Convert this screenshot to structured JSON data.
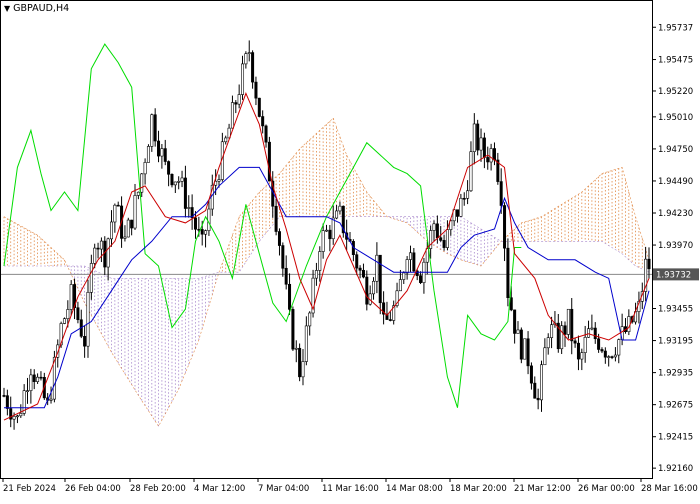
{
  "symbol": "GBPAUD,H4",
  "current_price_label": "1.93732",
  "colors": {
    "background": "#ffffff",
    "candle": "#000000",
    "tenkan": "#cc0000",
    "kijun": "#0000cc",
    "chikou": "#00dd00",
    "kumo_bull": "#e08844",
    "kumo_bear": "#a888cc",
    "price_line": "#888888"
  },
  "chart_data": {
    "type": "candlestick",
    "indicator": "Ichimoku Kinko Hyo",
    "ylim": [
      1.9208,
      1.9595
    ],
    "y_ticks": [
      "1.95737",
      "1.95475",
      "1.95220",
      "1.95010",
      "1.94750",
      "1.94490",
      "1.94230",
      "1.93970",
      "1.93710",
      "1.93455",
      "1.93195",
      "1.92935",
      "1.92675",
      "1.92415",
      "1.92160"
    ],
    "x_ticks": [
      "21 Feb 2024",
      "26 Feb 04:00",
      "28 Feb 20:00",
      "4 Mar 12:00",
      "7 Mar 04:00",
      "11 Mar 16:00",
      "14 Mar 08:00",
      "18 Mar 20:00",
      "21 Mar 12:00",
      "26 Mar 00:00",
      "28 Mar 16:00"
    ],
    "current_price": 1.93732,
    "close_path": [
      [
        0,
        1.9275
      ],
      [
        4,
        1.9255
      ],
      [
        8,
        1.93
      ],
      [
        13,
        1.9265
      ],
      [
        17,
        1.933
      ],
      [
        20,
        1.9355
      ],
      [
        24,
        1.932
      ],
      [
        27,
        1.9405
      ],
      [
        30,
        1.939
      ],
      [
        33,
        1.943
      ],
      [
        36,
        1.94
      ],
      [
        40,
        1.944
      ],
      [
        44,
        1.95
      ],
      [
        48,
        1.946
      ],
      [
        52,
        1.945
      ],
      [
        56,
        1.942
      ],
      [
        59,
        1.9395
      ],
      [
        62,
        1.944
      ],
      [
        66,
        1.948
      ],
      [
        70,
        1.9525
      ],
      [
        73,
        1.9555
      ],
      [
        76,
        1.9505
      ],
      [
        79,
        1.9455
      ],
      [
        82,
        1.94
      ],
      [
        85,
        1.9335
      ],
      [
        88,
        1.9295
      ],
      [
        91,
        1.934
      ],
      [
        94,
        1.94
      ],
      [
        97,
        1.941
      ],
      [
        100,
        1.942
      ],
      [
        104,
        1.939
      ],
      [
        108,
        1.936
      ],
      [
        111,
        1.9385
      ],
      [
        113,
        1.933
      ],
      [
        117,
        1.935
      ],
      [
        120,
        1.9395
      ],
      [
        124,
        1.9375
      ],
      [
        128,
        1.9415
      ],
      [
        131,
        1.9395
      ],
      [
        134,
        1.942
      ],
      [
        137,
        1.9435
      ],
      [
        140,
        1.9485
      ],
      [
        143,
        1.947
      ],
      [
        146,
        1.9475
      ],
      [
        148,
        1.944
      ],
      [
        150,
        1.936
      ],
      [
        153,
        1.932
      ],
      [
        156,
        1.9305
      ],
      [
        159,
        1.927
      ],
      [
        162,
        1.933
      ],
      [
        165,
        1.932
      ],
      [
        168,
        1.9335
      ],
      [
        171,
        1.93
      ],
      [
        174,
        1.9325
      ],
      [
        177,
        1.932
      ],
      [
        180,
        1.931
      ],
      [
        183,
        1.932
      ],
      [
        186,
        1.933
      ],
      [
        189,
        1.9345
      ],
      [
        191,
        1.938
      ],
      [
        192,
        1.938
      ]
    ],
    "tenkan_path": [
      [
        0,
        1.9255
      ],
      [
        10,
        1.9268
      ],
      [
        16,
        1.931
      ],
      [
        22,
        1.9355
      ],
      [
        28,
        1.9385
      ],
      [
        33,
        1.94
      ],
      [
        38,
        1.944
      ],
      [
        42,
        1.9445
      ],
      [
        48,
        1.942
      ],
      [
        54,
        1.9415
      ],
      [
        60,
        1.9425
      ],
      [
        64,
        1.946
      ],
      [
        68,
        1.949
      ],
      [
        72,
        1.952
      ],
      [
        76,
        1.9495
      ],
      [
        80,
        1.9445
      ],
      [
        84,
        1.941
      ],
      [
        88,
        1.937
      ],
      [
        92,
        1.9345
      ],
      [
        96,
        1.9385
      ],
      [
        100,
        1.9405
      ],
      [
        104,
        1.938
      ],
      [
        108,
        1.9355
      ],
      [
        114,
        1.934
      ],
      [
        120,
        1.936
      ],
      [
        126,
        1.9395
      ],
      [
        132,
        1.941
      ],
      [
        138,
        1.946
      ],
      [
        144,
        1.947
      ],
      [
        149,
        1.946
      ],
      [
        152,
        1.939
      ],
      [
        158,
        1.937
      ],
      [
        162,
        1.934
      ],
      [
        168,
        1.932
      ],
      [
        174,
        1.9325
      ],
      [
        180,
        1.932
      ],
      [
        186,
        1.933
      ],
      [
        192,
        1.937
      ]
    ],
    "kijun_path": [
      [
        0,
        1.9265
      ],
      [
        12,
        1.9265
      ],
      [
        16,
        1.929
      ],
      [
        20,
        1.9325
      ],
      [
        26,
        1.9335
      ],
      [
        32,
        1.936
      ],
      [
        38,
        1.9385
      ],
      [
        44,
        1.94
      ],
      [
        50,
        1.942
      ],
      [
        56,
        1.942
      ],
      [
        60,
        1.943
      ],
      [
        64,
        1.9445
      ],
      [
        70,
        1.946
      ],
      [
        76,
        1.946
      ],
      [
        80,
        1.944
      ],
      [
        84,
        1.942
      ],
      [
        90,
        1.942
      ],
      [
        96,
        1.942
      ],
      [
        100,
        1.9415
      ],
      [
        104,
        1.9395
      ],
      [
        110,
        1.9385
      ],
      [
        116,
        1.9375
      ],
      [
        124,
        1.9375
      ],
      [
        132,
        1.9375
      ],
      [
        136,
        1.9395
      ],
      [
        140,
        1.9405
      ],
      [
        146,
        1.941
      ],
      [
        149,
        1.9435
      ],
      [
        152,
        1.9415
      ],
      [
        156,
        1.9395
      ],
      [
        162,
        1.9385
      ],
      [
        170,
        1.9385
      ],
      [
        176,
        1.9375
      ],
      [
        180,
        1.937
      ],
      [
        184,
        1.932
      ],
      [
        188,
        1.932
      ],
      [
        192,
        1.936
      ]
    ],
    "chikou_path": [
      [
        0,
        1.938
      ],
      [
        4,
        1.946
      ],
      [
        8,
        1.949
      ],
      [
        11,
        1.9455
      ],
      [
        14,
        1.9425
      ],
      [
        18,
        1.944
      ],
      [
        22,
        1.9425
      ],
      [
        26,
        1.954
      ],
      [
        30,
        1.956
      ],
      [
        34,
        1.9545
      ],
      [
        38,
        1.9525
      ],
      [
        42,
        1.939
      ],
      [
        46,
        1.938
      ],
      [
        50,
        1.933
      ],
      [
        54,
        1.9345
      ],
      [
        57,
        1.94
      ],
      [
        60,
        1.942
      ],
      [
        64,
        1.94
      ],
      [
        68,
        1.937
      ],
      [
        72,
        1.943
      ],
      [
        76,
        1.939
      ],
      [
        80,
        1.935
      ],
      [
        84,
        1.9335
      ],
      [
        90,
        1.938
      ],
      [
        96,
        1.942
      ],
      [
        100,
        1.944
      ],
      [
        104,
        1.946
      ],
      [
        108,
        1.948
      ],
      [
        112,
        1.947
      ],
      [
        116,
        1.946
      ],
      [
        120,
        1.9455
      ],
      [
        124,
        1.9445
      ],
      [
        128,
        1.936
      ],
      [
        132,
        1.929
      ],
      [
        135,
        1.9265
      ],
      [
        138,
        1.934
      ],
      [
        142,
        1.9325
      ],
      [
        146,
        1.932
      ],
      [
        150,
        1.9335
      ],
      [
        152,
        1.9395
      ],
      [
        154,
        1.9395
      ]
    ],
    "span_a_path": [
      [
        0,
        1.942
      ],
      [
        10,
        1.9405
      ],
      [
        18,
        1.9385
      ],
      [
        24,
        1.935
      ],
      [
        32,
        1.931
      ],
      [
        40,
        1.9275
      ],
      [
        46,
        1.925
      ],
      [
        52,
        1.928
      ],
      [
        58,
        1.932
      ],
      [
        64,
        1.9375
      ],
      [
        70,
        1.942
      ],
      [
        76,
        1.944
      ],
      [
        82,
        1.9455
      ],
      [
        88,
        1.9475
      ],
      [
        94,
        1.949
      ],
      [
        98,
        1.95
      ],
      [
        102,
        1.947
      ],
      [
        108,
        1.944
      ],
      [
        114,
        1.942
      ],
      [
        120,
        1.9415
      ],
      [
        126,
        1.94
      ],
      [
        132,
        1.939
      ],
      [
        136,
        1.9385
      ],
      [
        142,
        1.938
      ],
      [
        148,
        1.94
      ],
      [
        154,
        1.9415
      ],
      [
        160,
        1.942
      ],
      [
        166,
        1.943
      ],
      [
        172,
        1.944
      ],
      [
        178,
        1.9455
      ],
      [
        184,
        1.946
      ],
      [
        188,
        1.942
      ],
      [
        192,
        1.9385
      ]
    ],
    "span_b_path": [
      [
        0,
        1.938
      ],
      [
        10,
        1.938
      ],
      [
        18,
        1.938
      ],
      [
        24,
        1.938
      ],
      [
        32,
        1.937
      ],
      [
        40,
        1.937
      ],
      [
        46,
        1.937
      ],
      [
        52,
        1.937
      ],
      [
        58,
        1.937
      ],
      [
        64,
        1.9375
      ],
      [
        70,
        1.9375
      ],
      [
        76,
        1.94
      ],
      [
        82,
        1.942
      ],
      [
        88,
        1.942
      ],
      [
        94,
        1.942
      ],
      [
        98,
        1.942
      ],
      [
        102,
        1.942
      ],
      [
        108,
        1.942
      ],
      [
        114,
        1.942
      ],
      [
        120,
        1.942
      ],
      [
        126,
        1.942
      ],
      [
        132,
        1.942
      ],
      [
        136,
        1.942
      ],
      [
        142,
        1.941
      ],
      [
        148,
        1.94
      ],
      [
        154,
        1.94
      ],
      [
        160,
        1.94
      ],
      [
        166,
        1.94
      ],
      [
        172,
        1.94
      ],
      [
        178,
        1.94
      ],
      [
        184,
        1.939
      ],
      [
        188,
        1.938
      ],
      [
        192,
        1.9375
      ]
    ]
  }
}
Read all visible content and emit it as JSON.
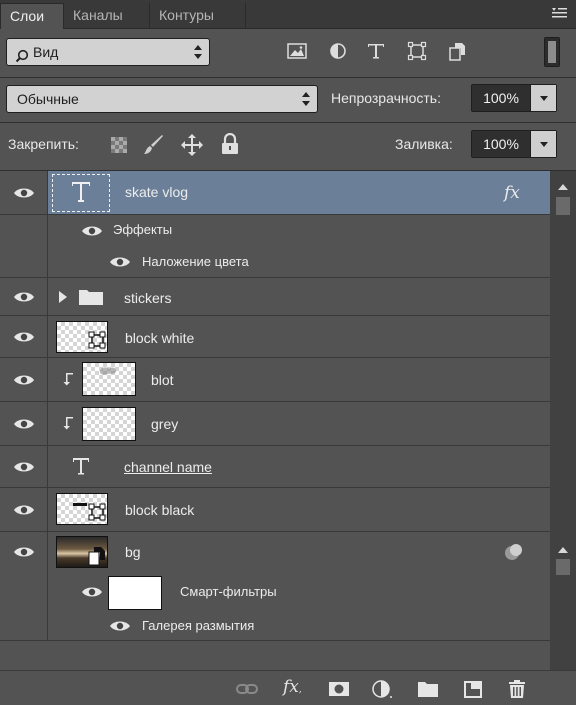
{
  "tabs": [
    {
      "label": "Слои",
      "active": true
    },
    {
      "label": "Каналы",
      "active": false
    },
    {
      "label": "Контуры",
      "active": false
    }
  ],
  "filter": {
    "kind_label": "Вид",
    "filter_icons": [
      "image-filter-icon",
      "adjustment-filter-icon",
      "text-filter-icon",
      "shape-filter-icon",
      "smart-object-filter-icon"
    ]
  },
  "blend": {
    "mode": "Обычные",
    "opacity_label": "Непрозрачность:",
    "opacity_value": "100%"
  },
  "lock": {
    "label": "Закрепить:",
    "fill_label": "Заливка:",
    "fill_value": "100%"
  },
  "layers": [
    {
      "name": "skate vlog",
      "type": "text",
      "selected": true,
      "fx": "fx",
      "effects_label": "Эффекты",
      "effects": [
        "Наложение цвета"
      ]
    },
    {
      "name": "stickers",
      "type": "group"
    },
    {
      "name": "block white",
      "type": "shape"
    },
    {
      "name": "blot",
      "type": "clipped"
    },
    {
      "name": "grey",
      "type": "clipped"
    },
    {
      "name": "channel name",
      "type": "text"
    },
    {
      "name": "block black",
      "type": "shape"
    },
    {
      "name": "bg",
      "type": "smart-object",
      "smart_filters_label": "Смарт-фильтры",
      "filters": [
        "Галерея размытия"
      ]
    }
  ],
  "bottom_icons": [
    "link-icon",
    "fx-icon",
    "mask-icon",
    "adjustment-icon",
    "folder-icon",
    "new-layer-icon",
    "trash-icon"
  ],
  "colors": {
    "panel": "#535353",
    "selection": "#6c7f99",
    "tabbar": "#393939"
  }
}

> _Task to complete_
Do not copy pictures. Restate exactly the lines from the one containing "Read all visible content and emit it as JSON." through the last line of the records.

> _Exercise solution_
Read all visible content and emit it as JSON.
{
  "tabs": [
    {
      "label": "Слои",
      "active": true
    },
    {
      "label": "Каналы",
      "active": false
    },
    {
      "label": "Контуры",
      "active": false
    }
  ],
  "filter": {
    "kind_label": "Вид",
    "filter_icons": [
      "image-filter-icon",
      "adjustment-filter-icon",
      "text-filter-icon",
      "shape-filter-icon",
      "smart-object-filter-icon"
    ]
  },
  "blend": {
    "mode": "Обычные",
    "opacity_label": "Непрозрачность:",
    "opacity_value": "100%"
  },
  "lock": {
    "label": "Закрепить:",
    "fill_label": "Заливка:",
    "fill_value": "100%"
  },
  "layers": [
    {
      "name": "skate vlog",
      "type": "text",
      "selected": true,
      "fx": "fx",
      "effects_label": "Эффекты",
      "effects": [
        "Наложение цвета"
      ]
    },
    {
      "name": "stickers",
      "type": "group"
    },
    {
      "name": "block white",
      "type": "shape"
    },
    {
      "name": "blot",
      "type": "clipped"
    },
    {
      "name": "grey",
      "type": "clipped"
    },
    {
      "name": "channel name",
      "type": "text"
    },
    {
      "name": "block black",
      "type": "shape"
    },
    {
      "name": "bg",
      "type": "smart-object",
      "smart_filters_label": "Смарт-фильтры",
      "filters": [
        "Галерея размытия"
      ]
    }
  ],
  "bottom_icons": [
    "link-icon",
    "fx-icon",
    "mask-icon",
    "adjustment-icon",
    "folder-icon",
    "new-layer-icon",
    "trash-icon"
  ],
  "colors": {
    "panel": "#535353",
    "selection": "#6c7f99",
    "tabbar": "#393939"
  }
}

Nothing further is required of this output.